## INSTRUCTIONS FOR THE TASK
In the records below, pick out all lines containing the word "Categories".

## RECORDED INFORMATION

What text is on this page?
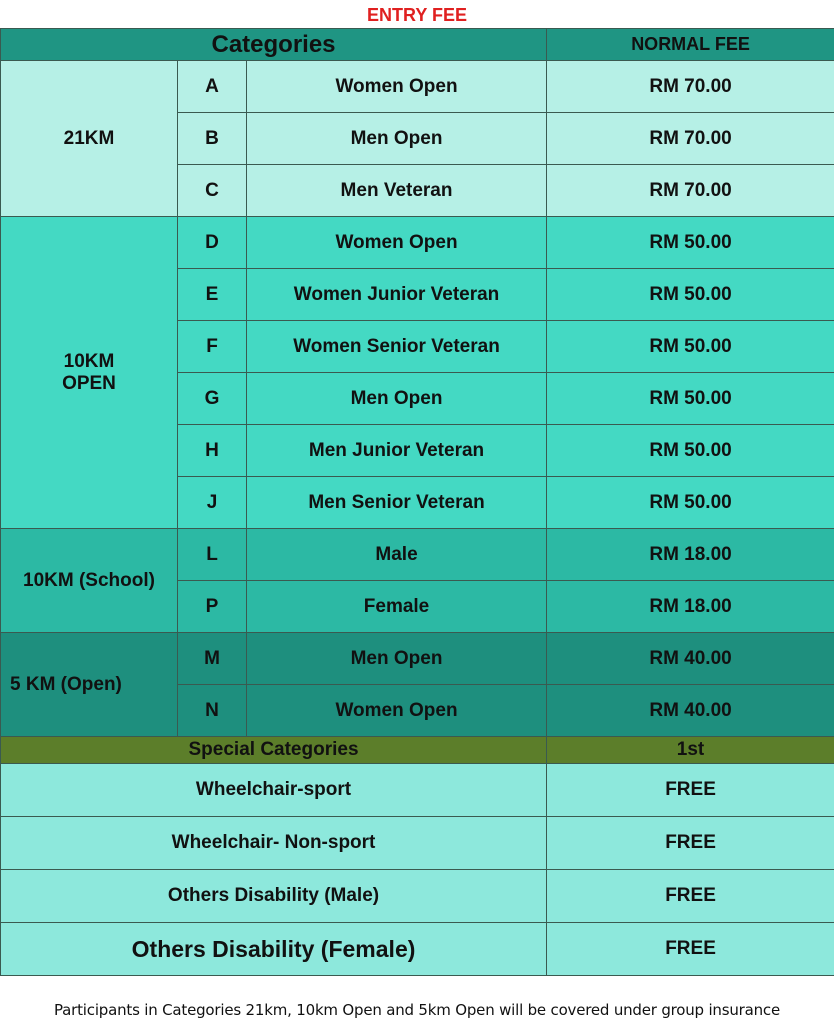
ENTRY FEE
Categories			NORMAL FEE
21KM	A	Women Open	RM 70.00
	B	Men Open	RM 70.00
	C	Men Veteran	RM 70.00
10KM
OPEN	D	Women Open	RM 50.00
	E	Women Junior Veteran	RM 50.00
	F	Women Senior Veteran	RM 50.00
	G	Men Open	RM 50.00
	H	Men Junior Veteran	RM 50.00
	J	Men Senior Veteran	RM 50.00
10KM (School)	L	Male	RM 18.00
	P	Female	RM 18.00
5 KM (Open)	M	Men Open	RM 40.00
	N	Women Open	RM 40.00
Special Categories			1st
Wheelchair-sport			FREE
Wheelchair- Non-sport			FREE
Others Disability (Male)			FREE
Others Disability (Female)			FREE
Participants in Categories 21km, 10km Open and 5km Open will be covered under group insurance
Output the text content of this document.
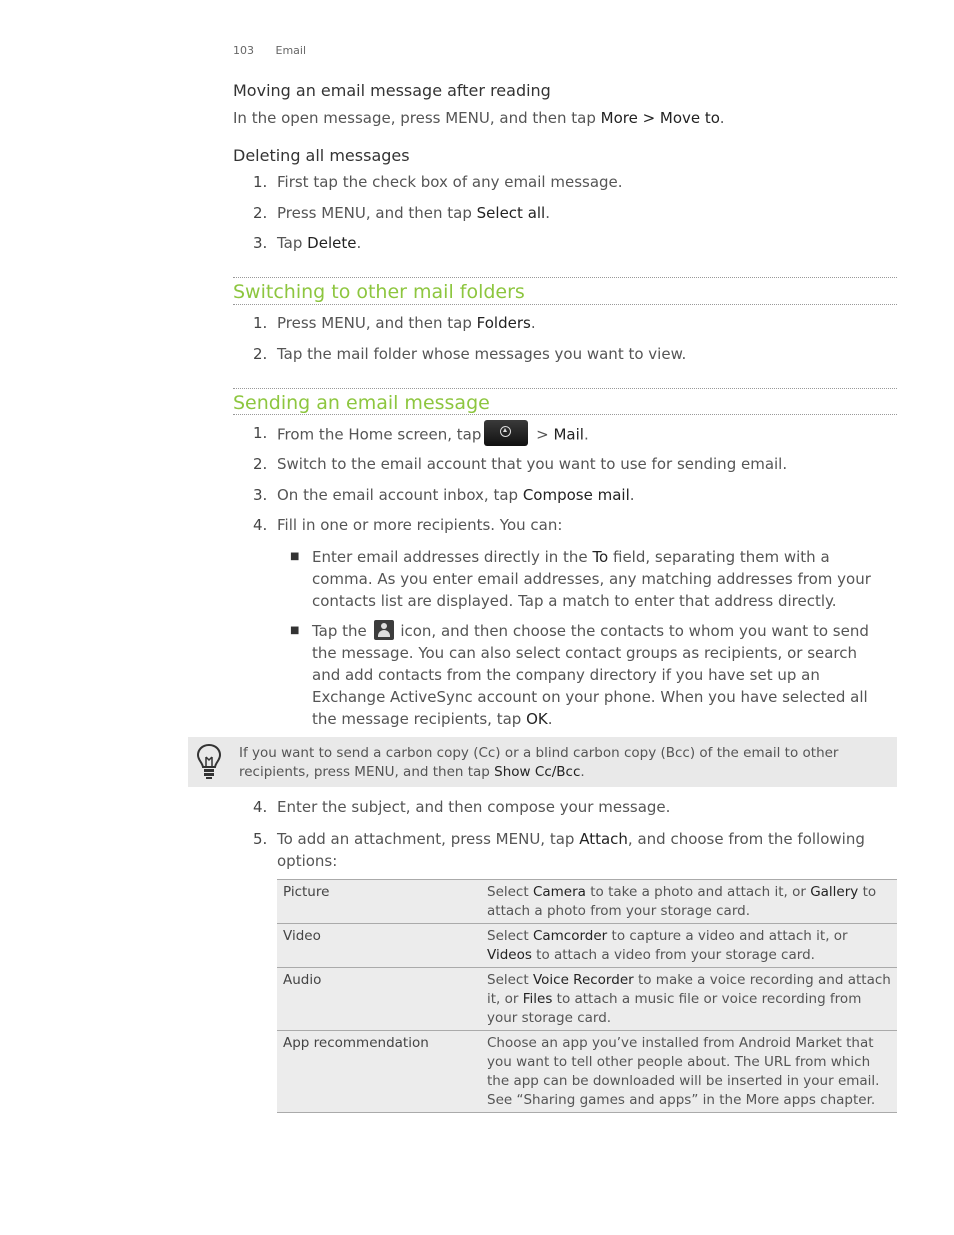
103 Email
Moving an email message after reading
In the open message, press MENU, and then tap More > Move to.
Deleting all messages
1. First tap the check box of any email message.
2. Press MENU, and then tap Select all.
3. Tap Delete.
Switching to other mail folders
1. Press MENU, and then tap Folders.
2. Tap the mail folder whose messages you want to view.
Sending an email message
1. From the Home screen, tap	> Mail.
2. Switch to the email account that you want to use for sending email.
3. On the email account inbox, tap Compose mail.
4. Fill in one or more recipients. You can:
■ Enter email addresses directly in the To field, separating them with a comma. As you enter email addresses, any matching addresses from your contacts list are displayed. Tap a match to enter that address directly.
■ Tap the  icon, and then choose the contacts to whom you want to send the message. You can also select contact groups as recipients, or search and add contacts from the company directory if you have set up an Exchange ActiveSync account on your phone. When you have selected all the message recipients, tap OK.
If you want to send a carbon copy (Cc) or a blind carbon copy (Bcc) of the email to other recipients, press MENU, and then tap Show Cc/Bcc.
4. Enter the subject, and then compose your message.
5. To add an attachment, press MENU, tap Attach, and choose from the following options:
Picture	Select Camera to take a photo and attach it, or Gallery to attach a photo from your storage card.
Video	Select Camcorder to capture a video and attach it, or Videos to attach a video from your storage card.
Audio	Select Voice Recorder to make a voice recording and attach it, or Files to attach a music file or voice recording from your storage card.
App recommendation	Choose an app you’ve installed from Android Market that you want to tell other people about. The URL from which the app can be downloaded will be inserted in your email. See “Sharing games and apps” in the More apps chapter.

## EXPECTED ANSWER
Categories			NORMAL FEE
Special Categories			1st
Participants in Categories 21km, 10km Open and 5km Open will be covered under group insurance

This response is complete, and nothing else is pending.